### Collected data
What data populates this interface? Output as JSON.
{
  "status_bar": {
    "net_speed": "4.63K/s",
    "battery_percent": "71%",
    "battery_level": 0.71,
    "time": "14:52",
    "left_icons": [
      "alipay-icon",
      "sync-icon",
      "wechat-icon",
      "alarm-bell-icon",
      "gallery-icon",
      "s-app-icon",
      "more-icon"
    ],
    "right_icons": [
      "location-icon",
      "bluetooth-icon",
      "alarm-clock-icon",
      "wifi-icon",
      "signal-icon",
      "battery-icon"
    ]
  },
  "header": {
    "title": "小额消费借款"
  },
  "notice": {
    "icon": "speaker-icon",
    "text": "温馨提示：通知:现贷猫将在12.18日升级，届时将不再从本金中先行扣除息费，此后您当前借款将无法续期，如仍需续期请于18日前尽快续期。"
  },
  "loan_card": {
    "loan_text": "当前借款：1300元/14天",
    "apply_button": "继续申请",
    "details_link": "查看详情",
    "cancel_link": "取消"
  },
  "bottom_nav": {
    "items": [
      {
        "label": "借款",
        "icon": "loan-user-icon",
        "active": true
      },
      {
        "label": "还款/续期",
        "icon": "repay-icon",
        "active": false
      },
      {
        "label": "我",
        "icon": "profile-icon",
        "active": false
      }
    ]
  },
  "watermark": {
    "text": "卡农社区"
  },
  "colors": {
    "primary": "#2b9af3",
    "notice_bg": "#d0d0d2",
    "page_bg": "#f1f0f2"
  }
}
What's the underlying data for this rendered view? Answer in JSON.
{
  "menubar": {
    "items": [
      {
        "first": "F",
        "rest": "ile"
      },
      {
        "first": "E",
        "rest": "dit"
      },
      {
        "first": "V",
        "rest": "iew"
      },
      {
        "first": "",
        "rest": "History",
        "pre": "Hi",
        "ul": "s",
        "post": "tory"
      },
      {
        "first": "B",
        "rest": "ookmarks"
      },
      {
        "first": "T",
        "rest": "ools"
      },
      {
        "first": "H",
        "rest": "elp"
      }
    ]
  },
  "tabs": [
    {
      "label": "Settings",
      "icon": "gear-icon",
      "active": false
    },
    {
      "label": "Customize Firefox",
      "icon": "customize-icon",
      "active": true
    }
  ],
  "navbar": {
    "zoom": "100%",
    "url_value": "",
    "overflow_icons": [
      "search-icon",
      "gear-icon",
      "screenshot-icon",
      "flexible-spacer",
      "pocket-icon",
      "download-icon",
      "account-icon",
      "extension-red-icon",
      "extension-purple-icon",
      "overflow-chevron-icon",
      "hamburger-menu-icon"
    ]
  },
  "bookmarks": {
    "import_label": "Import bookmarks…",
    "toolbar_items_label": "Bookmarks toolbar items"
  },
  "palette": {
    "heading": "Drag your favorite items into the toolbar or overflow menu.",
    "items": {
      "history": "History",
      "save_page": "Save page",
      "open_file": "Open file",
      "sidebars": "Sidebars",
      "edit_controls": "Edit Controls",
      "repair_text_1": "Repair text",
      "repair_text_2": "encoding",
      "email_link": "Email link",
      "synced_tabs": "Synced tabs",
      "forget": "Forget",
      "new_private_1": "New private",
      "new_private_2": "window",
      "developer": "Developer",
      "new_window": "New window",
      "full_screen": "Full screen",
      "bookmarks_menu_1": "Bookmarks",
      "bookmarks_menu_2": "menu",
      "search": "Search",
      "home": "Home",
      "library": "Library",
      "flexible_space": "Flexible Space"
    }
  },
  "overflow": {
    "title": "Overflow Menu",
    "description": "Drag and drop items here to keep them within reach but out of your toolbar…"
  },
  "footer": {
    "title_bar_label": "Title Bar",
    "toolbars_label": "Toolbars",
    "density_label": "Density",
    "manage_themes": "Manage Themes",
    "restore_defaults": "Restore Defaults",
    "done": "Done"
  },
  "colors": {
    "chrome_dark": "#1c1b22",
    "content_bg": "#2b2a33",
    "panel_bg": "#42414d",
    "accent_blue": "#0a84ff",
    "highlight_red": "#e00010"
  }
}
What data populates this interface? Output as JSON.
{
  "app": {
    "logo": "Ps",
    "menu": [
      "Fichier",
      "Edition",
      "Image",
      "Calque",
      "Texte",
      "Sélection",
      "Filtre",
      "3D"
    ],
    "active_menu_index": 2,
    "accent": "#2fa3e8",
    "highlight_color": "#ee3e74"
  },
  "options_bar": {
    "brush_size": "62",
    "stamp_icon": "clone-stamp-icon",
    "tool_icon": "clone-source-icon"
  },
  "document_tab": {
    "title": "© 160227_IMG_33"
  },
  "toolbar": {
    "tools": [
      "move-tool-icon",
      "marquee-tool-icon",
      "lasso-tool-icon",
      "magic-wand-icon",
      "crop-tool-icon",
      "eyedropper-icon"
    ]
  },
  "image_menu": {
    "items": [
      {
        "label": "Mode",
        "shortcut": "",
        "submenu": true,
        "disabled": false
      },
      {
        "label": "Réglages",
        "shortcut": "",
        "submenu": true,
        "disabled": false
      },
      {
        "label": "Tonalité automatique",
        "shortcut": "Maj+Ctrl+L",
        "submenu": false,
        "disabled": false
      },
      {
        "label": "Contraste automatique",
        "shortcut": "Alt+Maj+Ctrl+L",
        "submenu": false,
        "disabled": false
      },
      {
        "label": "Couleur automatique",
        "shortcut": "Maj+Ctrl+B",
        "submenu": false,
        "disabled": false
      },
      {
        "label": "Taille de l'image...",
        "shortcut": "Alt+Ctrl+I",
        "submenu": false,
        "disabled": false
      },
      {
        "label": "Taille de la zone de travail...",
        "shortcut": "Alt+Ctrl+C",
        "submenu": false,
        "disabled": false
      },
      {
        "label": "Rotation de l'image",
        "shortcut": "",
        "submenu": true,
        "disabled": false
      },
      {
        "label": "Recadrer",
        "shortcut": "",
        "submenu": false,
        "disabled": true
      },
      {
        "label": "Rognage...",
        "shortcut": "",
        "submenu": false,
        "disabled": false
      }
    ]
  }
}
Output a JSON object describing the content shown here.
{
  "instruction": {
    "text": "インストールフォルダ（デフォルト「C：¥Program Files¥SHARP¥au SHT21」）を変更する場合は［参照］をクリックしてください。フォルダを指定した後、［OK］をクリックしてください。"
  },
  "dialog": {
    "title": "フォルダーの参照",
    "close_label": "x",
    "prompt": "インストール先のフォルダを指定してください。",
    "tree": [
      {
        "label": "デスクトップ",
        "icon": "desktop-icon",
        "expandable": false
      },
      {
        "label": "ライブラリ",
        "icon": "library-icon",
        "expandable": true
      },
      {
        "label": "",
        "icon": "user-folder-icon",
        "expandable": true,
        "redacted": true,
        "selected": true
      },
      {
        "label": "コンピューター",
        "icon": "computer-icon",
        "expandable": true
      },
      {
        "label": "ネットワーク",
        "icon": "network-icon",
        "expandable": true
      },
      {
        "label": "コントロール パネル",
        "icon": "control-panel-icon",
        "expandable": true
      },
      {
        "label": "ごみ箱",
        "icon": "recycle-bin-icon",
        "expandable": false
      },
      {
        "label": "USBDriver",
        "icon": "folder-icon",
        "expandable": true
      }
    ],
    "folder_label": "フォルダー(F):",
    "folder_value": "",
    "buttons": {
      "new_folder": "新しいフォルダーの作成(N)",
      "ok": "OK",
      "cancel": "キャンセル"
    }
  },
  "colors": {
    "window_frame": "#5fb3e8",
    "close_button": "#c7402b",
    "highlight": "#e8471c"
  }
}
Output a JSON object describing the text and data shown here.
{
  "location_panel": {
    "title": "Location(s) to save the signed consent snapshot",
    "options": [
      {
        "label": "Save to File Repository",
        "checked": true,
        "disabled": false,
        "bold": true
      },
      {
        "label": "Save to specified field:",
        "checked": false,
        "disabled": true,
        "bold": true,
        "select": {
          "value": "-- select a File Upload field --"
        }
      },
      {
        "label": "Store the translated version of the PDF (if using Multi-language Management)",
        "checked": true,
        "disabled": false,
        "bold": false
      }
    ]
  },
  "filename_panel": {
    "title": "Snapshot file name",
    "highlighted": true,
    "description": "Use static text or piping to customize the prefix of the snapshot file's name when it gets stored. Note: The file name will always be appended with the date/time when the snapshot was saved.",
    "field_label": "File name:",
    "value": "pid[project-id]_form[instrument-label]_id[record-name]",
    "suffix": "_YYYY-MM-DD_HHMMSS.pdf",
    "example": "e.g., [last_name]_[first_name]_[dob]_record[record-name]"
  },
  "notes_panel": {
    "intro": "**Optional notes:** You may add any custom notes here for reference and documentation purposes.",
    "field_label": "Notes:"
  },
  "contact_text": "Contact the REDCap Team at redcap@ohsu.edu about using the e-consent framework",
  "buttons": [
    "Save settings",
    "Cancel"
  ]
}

### Instruction
Select from the material above each line in which the string "user" appears, and list those lines.

### Exercise answer
        "icon": "loan-user-icon",
        "icon": "user-folder-icon",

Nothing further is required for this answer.